Set exercise: Check each line of the listing for the word "преступников" and report how many lines contain it, giving nothing but the number.

+++ Input data +++

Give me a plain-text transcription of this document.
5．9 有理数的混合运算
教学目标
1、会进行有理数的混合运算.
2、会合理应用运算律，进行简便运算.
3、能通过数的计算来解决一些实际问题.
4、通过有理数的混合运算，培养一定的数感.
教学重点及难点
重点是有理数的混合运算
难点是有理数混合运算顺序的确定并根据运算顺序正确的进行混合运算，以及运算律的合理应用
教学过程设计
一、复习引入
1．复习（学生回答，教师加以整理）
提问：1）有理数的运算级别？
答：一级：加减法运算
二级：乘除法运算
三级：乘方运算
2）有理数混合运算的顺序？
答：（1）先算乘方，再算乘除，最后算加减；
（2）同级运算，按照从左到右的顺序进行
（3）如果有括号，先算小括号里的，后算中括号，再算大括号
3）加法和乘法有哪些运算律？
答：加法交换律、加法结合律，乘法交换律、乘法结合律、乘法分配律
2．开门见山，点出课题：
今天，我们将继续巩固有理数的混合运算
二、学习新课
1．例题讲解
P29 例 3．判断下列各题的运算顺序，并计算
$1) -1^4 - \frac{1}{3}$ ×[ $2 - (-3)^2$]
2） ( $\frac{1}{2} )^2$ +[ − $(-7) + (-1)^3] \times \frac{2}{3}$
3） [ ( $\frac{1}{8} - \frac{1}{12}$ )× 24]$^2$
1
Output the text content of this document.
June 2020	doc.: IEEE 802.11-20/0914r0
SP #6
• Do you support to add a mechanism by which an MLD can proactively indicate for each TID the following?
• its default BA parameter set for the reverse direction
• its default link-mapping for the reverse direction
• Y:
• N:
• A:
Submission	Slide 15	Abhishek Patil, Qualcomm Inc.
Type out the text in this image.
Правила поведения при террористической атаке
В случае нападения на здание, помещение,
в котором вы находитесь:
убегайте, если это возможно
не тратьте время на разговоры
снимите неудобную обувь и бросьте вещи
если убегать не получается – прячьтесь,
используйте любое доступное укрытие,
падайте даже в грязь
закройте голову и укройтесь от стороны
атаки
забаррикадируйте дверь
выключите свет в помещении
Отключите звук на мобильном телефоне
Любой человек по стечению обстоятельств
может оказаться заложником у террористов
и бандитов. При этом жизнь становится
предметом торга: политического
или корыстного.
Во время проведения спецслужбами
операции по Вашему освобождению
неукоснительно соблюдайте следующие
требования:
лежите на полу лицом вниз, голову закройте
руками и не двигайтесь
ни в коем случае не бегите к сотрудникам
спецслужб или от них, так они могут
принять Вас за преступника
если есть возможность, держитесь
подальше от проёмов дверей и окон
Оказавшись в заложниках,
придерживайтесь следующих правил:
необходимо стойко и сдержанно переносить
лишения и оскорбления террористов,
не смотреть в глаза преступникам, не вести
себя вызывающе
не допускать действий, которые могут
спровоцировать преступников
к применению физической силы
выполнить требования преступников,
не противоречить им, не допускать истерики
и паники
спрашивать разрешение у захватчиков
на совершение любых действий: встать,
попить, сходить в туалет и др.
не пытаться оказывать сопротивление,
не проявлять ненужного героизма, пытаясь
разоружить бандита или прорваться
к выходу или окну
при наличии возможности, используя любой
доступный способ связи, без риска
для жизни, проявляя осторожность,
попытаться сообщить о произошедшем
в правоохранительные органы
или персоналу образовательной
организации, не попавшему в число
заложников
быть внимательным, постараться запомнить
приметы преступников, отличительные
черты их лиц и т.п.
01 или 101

+++

Exercise answer: 3